Written problem:
Output the full material exactly as it appears here.

******

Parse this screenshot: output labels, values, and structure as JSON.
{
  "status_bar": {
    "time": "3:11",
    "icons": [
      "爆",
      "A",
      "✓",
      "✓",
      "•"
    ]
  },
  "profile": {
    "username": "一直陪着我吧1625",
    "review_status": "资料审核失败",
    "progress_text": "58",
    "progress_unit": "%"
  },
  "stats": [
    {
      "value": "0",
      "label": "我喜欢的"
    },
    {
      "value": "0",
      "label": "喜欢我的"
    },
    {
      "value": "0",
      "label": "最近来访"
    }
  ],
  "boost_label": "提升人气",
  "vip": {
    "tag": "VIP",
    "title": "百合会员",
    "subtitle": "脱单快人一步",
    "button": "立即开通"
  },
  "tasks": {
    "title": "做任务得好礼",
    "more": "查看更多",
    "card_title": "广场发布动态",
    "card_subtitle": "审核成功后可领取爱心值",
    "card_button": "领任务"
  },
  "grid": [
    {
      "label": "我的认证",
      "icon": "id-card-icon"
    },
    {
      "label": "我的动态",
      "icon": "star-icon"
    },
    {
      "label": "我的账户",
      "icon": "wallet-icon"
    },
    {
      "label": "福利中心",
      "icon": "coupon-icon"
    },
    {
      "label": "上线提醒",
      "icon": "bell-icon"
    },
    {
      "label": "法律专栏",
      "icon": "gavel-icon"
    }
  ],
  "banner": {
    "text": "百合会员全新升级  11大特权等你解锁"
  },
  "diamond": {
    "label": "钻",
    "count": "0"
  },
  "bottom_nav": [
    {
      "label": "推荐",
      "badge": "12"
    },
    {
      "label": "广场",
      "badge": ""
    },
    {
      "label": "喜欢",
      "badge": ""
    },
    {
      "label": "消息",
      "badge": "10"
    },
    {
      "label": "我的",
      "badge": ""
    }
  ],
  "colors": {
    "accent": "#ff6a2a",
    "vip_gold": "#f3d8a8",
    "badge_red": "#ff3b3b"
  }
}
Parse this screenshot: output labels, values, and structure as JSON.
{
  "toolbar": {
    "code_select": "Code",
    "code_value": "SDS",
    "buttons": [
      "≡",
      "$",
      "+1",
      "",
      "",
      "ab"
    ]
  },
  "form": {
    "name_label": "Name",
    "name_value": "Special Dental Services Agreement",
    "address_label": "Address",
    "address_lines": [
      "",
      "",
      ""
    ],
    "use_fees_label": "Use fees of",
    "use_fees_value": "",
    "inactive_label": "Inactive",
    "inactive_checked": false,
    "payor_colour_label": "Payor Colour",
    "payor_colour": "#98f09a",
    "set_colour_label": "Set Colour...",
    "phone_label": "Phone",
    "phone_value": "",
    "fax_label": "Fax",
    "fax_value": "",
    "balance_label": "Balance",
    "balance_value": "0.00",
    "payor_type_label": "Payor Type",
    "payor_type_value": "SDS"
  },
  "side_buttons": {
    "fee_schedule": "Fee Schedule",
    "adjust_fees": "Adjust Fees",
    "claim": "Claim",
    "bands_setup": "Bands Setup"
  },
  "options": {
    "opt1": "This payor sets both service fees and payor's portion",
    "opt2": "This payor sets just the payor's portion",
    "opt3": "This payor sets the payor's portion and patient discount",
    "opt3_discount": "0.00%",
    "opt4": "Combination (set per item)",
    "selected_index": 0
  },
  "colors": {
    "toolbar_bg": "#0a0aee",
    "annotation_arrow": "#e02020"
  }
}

******

The answer:
Parse this screenshot: output labels, values, and structure as JSON.
{
  "status_bar": {
    "time": "3:11",
    "icons": [
      "爆",
      "A",
      "✓",
      "✓",
      "•"
    ]
  },
  "profile": {
    "username": "一直陪着我吧1625",
    "review_status": "资料审核失败",
    "progress_text": "58",
    "progress_unit": "%"
  },
  "stats": [
    {
      "value": "0",
      "label": "我喜欢的"
    },
    {
      "value": "0",
      "label": "喜欢我的"
    },
    {
      "value": "0",
      "label": "最近来访"
    }
  ],
  "boost_label": "提升人气",
  "vip": {
    "tag": "VIP",
    "title": "百合会员",
    "subtitle": "脱单快人一步",
    "button": "立即开通"
  },
  "tasks": {
    "title": "做任务得好礼",
    "more": "查看更多",
    "card_title": "广场发布动态",
    "card_subtitle": "审核成功后可领取爱心值",
    "card_button": "领任务"
  },
  "grid": [
    {
      "label": "我的认证",
      "icon": "id-card-icon"
    },
    {
      "label": "我的动态",
      "icon": "star-icon"
    },
    {
      "label": "我的账户",
      "icon": "wallet-icon"
    },
    {
      "label": "福利中心",
      "icon": "coupon-icon"
    },
    {
      "label": "上线提醒",
      "icon": "bell-icon"
    },
    {
      "label": "法律专栏",
      "icon": "gavel-icon"
    }
  ],
  "banner": {
    "text": "百合会员全新升级  11大特权等你解锁"
  },
  "diamond": {
    "label": "钻",
    "count": "0"
  },
  "bottom_nav": [
    {
      "label": "推荐",
      "badge": "12"
    },
    {
      "label": "广场",
      "badge": ""
    },
    {
      "label": "喜欢",
      "badge": ""
    },
    {
      "label": "消息",
      "badge": "10"
    },
    {
      "label": "我的",
      "badge": ""
    }
  ],
  "colors": {
    "accent": "#ff6a2a",
    "vip_gold": "#f3d8a8",
    "badge_red": "#ff3b3b"
  }
}
Parse this screenshot: output labels, values, and structure as JSON.
{
  "toolbar": {
    "code_select": "Code",
    "code_value": "SDS",
    "buttons": [
      "≡",
      "$",
      "+1",
      "",
      "",
      "ab"
    ]
  },
  "form": {
    "name_label": "Name",
    "name_value": "Special Dental Services Agreement",
    "address_label": "Address",
    "address_lines": [
      "",
      "",
      ""
    ],
    "use_fees_label": "Use fees of",
    "use_fees_value": "",
    "inactive_label": "Inactive",
    "inactive_checked": false,
    "payor_colour_label": "Payor Colour",
    "payor_colour": "#98f09a",
    "set_colour_label": "Set Colour...",
    "phone_label": "Phone",
    "phone_value": "",
    "fax_label": "Fax",
    "fax_value": "",
    "balance_label": "Balance",
    "balance_value": "0.00",
    "payor_type_label": "Payor Type",
    "payor_type_value": "SDS"
  },
  "side_buttons": {
    "fee_schedule": "Fee Schedule",
    "adjust_fees": "Adjust Fees",
    "claim": "Claim",
    "bands_setup": "Bands Setup"
  },
  "options": {
    "opt1": "This payor sets both service fees and payor's portion",
    "opt2": "This payor sets just the payor's portion",
    "opt3": "This payor sets the payor's portion and patient discount",
    "opt3_discount": "0.00%",
    "opt4": "Combination (set per item)",
    "selected_index": 0
  },
  "colors": {
    "toolbar_bg": "#0a0aee",
    "annotation_arrow": "#e02020"
  }
}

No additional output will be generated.